Katharina Obser, a senior program officer at the Women’s Refugee Commission (WRC), says she’s interviewed countless women in family detention over the past few years. “When we ask them, ‘Knowing what you know and given what’s happened, would you make the decision to leave again?’ The answer is almost always, ‘Yes, I had no other choice…’ There continues to be a lack of recognition that these are asylum seekers who are fleeing very real harm and who should have access to a fair and just immigration system.”

Here are seven ways that the White House has gone about squeezing Central American refugees:

1. Shutting down a safe path for kids

In September 2014, after the huge numbers of Central Americans at the southern border became national news, the Obama administration approved a plan to allow a select group of kids from El Salvador, Guatemala, and Honduras apply for refugee status from within their home countries. The initiative was meant to keep the most vulnerable people from embarking on the dangerous journey north. Though the Central American Minors Refugee/Parole Program was slow to get off the ground, the New York Times reported that 11,000-plus people have applied to the program, with a little more than 2,400 gaining admittance by late February—including 316 during Trump’s first month in office.

Trump’s revised travel ban, however, put the Central American Minors program on ice. In his March 6 executive order, the president suspended all refugee admissions for four months and cut the number of refugees the United States will admit annually to 50,000, down from 110,000 under Obama. And while a federal judge has issued a temporary restraining order on the ban, the CAM program’s future remains cloudy. In his February executive order on border security, Trump pointed a finger at “the abuse of parole and asylum provisions” that can allow immigrants without valid asylum claims into the United States.

2. Turning away asylum seekers at the border

In mid-January, eight immigrant rights organizations sent a complaint to DHS claiming that Border Patrol agents were turning away immigrants seeking asylum at the US-Mexico border. Under federal and international law, the United States must screen people asking for asylum to see if they have a credible fear of persecution in their home countries. If they do, they can get a full hearing in front of an immigration judge. (If they don’t, they can be summarily deported.) According to the complaint, Border Patrol agents in Texas and California had told migrants that they weren’t accepting more people and wouldn’t allow them to meet with asylum officers to file claims.

The incidents mentioned in the complaint began last summer. In one case, a Mexican police officer in a wheelchair was allegedly denied entry several times near San Diego, despite claiming he had been targeted and beaten by a drug cartel. Advocates say the situation could become untenable. “These northern Mexican border towns are so dangerous as it is,” Podkul says. “If there are just vulnerable migrants sitting around, they’re just waiting for something to happen to them.”

3. Threatening to separate moms and children

Earlier this month, Reuters reported that the Trump administration was considering separating migrant mothers from their children upon entry into the United States. Instead of detaining them together, or letting them go while they await a hearing in immigration court, federal agents could split them up—sending moms to detention and kids to government-run shelters.

Following the border crisis in 2014, women traveling with children were detained in special family detention centers that were criticized by attorneys and immigrant rights groups for their poor conditions. Last December, around 400 women and children were released from family detention facilities in Texas after a judge denied the centers the necessary state licenses for detaining kids. Separating moms from their children could get around the problem of holding kids in substandard centers and needing to build more facilities to accommodate families.

■ **Written instruction**
In the article on Central American refugees, condense the paragraph that begins "In mid-January, eight immigrant rights organizations" into a short bulleted list that keeps its main facts.

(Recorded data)
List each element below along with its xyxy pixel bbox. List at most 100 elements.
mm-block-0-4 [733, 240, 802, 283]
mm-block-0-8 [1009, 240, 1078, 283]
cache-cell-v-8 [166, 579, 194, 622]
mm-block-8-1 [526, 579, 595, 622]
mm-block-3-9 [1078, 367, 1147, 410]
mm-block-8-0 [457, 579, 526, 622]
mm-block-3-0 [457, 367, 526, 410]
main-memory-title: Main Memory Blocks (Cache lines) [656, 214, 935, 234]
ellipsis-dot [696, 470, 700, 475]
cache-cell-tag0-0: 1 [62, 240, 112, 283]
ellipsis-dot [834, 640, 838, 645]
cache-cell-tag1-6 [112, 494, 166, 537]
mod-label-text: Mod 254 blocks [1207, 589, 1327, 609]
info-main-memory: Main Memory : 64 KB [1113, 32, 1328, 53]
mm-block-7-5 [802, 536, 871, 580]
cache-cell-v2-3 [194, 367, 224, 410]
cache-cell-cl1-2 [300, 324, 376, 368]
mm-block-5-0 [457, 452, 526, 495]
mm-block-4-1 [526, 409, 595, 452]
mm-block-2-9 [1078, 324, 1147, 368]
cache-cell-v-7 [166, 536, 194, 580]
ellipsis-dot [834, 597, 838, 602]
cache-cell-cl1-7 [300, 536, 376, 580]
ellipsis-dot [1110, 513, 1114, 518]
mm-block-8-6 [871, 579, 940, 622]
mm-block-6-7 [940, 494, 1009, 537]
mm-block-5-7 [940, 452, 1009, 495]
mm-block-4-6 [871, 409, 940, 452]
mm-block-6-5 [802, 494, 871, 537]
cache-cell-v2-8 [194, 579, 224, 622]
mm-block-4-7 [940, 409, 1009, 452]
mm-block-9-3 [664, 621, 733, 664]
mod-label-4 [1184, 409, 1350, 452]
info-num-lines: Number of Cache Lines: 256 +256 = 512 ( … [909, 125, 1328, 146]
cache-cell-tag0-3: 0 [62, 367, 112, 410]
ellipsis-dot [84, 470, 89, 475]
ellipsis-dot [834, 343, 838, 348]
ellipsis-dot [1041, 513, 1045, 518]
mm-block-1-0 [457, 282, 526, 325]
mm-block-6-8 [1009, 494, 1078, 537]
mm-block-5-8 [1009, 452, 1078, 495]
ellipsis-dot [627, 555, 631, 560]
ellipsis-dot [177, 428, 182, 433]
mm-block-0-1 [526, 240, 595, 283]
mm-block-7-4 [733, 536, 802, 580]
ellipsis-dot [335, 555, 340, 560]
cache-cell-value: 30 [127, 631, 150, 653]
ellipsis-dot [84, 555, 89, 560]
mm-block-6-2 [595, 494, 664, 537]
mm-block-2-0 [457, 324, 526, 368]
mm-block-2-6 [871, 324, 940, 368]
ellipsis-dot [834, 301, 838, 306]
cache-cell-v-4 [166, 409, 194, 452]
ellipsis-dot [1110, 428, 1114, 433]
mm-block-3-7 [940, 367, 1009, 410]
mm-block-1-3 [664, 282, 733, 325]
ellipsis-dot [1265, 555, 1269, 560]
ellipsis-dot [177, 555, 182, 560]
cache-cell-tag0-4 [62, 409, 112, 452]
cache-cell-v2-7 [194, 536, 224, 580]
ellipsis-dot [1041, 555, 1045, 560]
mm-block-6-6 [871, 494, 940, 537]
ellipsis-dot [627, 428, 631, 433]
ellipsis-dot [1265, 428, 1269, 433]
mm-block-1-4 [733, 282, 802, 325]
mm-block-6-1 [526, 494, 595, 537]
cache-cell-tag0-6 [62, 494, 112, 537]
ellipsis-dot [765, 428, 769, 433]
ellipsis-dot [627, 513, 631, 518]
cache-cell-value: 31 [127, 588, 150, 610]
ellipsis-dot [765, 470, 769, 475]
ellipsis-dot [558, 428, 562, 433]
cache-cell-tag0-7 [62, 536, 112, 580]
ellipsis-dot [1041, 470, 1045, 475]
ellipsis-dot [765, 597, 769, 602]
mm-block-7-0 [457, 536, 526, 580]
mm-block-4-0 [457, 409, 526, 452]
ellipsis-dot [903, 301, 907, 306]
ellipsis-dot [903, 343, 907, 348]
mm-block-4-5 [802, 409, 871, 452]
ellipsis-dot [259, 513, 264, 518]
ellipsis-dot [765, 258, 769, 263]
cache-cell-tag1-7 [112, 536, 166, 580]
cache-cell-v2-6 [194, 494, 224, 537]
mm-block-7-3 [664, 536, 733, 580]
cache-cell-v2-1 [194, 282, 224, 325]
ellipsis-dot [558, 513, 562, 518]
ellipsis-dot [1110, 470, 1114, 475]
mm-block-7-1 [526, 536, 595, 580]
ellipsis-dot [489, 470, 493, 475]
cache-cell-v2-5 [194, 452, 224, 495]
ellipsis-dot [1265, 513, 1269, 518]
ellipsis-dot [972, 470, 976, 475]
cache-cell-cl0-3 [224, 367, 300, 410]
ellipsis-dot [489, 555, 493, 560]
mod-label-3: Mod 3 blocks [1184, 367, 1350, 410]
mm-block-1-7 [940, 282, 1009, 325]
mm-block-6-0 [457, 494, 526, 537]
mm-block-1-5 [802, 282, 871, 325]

■ **Correct answer**
- In mid-January, eight immigrant rights organizations complained to DHS that Border Patrol agents were turning away asylum seekers at the US-Mexico border.
- Federal and international law require the United States to screen asylum seekers for a credible fear of persecution in their home countries.
- Those who show credible fear get a full hearing before an immigration judge. Those who don't can be summarily deported.
- According to the complaint, agents in Texas and California told migrants they weren't accepting more people and wouldn't let them meet with asylum officers to file claims.